TASK GOAL:
Of the lines in this material, how many contain "ylabel"? Answer with a single number only.

*****

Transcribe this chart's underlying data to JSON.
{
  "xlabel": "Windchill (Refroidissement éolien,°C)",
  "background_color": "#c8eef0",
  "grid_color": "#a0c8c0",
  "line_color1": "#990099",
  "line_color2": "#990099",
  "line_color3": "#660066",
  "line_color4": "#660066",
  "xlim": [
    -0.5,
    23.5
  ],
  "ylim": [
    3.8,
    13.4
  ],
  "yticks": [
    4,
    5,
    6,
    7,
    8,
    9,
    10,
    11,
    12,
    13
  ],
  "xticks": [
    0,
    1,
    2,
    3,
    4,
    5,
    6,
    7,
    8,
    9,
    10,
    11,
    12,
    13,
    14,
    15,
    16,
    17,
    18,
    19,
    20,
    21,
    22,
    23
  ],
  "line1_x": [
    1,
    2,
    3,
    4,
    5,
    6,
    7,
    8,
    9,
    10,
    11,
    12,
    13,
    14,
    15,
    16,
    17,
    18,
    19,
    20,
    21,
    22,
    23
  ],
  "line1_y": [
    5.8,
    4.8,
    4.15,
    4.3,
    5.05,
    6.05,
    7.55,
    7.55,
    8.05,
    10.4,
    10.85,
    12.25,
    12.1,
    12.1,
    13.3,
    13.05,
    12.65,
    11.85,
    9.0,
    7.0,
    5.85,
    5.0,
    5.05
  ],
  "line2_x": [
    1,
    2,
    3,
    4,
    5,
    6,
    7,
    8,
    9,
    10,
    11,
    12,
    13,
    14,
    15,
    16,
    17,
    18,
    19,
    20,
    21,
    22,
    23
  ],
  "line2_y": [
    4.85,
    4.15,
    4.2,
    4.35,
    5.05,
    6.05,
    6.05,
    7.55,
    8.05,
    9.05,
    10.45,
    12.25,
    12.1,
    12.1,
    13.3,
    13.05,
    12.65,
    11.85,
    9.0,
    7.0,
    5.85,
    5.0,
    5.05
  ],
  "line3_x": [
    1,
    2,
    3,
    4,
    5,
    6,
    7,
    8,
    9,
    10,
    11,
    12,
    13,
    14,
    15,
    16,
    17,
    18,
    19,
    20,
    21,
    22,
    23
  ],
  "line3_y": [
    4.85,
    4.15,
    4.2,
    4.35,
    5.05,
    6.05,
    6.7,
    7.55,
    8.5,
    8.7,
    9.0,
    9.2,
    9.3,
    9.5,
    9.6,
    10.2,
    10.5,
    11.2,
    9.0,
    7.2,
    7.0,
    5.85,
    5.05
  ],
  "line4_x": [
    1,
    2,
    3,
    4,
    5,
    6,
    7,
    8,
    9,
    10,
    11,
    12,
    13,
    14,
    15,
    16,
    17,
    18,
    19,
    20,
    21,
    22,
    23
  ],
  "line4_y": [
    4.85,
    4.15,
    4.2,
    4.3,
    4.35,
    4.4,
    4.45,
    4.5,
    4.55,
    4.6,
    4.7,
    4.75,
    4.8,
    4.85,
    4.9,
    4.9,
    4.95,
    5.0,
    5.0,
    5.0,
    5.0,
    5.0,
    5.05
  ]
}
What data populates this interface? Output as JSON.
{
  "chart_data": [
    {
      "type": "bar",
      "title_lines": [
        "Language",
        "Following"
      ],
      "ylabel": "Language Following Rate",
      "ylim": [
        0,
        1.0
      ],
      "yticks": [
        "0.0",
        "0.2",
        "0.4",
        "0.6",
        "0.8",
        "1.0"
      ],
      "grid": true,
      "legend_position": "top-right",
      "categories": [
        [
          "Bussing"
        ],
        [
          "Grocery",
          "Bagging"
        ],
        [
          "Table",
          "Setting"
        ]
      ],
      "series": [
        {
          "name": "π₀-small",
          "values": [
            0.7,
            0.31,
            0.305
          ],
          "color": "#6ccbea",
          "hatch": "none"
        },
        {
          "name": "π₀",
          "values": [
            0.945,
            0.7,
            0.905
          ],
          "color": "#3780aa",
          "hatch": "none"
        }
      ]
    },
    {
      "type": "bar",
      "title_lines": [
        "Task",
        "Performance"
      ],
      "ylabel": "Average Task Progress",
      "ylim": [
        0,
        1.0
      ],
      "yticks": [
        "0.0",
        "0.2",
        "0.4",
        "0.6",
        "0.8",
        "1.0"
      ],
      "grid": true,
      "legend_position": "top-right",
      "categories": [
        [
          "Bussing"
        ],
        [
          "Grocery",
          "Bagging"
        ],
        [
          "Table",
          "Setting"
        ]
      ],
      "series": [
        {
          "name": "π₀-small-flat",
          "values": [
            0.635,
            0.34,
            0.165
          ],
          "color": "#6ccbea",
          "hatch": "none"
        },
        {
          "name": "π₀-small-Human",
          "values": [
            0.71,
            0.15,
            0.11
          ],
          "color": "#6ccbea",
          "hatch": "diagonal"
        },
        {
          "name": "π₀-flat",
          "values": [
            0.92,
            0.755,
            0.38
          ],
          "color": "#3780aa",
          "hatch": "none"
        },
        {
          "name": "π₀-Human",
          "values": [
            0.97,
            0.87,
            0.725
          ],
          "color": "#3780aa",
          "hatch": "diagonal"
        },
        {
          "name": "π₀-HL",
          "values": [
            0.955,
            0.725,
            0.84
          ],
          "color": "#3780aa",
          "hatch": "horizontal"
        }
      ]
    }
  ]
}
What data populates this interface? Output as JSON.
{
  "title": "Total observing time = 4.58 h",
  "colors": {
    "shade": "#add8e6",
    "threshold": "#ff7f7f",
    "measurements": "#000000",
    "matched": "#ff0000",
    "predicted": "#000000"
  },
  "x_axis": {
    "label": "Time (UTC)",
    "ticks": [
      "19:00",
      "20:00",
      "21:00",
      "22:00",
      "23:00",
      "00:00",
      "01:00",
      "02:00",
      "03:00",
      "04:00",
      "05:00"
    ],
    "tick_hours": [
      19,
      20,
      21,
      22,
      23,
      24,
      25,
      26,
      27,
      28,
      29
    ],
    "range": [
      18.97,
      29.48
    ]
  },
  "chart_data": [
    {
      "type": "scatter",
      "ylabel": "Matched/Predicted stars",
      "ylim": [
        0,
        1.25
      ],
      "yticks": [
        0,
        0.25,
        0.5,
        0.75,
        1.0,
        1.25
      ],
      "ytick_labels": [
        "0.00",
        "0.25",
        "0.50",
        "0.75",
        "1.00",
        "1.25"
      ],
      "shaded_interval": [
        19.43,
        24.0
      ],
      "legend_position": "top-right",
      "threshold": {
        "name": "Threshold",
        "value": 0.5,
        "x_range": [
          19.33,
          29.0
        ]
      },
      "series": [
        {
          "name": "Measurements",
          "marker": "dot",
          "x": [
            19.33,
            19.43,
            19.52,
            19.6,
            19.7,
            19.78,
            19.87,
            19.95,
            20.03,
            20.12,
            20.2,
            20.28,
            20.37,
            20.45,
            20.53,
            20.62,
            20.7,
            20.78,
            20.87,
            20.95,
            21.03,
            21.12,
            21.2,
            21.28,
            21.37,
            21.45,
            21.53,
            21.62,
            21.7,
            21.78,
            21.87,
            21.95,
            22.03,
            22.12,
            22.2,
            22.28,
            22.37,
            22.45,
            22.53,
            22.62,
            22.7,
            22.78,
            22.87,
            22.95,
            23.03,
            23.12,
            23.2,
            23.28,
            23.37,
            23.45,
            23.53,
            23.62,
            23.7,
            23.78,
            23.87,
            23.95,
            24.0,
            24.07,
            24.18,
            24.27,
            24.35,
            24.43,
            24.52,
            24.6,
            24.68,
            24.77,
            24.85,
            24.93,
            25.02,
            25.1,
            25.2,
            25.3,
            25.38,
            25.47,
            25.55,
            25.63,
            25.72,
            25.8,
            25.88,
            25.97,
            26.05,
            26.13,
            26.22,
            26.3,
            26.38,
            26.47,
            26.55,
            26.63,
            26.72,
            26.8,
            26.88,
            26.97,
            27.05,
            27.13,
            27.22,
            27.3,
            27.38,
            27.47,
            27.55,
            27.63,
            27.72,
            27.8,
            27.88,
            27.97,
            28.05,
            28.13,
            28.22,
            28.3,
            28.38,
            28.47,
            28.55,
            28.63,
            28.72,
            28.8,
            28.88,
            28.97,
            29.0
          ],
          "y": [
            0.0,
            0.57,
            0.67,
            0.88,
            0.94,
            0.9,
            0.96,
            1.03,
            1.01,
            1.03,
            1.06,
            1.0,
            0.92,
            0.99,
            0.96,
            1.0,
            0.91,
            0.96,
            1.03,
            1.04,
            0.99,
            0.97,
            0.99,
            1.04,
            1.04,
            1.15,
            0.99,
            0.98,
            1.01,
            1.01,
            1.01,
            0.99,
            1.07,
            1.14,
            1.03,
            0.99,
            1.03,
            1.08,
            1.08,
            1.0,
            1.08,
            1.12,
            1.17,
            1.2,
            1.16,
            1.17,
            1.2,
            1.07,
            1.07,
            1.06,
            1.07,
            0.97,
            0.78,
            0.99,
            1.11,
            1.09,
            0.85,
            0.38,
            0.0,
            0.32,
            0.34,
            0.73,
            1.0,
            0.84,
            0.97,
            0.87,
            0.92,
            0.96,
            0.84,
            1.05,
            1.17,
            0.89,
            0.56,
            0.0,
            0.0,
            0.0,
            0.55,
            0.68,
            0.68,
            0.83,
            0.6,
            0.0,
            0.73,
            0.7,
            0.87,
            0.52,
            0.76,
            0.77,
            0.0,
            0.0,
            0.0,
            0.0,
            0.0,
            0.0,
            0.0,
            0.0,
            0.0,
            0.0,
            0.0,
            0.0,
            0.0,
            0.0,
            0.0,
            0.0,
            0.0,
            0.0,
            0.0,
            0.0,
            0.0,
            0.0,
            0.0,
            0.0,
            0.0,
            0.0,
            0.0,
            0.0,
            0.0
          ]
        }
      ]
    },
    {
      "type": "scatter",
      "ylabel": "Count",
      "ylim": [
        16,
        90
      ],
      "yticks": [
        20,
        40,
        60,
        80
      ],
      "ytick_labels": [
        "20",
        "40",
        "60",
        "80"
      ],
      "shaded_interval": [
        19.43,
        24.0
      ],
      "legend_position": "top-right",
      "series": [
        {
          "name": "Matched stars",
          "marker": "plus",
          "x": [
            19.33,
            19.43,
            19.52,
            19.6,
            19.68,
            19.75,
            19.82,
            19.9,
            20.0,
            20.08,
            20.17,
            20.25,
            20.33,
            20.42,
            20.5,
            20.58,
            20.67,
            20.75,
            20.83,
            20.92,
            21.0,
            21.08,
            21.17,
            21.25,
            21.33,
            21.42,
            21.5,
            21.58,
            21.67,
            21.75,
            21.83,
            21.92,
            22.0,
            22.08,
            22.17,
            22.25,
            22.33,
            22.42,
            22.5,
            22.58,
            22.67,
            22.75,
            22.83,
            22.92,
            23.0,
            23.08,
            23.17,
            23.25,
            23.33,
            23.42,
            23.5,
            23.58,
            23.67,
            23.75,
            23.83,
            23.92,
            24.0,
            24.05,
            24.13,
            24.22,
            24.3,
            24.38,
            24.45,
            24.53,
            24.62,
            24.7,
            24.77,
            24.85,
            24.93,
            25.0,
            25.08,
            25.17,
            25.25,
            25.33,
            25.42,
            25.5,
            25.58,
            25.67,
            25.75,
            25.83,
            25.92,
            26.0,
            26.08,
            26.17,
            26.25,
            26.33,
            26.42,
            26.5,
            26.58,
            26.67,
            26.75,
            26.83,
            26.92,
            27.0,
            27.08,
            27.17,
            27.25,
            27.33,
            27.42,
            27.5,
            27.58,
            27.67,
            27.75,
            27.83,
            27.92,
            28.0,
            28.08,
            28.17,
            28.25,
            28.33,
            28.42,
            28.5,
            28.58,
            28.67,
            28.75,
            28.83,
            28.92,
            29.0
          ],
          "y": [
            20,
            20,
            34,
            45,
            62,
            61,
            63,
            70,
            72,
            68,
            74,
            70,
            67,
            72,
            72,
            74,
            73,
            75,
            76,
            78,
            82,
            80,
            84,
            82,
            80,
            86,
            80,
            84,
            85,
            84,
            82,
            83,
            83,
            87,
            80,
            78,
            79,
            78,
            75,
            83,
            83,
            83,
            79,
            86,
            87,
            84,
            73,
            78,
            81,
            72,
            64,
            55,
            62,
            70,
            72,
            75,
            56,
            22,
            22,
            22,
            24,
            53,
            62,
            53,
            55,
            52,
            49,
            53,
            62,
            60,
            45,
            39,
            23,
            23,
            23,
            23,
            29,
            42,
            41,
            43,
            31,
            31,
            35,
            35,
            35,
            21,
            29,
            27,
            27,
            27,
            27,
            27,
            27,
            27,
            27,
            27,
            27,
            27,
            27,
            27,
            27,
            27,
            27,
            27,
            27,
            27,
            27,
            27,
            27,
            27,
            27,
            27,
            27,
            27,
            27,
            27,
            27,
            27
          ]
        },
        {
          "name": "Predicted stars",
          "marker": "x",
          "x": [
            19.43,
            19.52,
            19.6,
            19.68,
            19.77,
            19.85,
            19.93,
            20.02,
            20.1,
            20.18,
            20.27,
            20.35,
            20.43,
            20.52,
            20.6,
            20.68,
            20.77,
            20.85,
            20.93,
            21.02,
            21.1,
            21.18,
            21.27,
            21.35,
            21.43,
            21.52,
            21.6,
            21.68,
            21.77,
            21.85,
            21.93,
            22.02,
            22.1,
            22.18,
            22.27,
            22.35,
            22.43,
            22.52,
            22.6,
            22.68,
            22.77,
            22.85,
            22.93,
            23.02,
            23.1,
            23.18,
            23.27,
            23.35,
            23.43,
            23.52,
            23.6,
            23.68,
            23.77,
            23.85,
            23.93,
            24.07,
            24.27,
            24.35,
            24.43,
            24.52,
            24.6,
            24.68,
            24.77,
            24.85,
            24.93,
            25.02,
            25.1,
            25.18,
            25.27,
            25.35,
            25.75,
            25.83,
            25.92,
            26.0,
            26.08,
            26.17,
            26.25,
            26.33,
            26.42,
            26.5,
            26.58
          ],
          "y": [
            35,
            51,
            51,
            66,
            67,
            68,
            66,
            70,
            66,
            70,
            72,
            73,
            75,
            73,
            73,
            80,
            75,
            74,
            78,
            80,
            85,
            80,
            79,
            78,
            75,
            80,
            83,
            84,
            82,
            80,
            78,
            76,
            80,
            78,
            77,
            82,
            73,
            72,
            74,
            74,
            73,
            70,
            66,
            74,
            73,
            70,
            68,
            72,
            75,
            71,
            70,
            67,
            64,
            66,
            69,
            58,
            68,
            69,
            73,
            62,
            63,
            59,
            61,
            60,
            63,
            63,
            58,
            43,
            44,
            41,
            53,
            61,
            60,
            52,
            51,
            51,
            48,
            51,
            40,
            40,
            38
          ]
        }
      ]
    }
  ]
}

*****

ANSWER TO THE EXERCISE:
4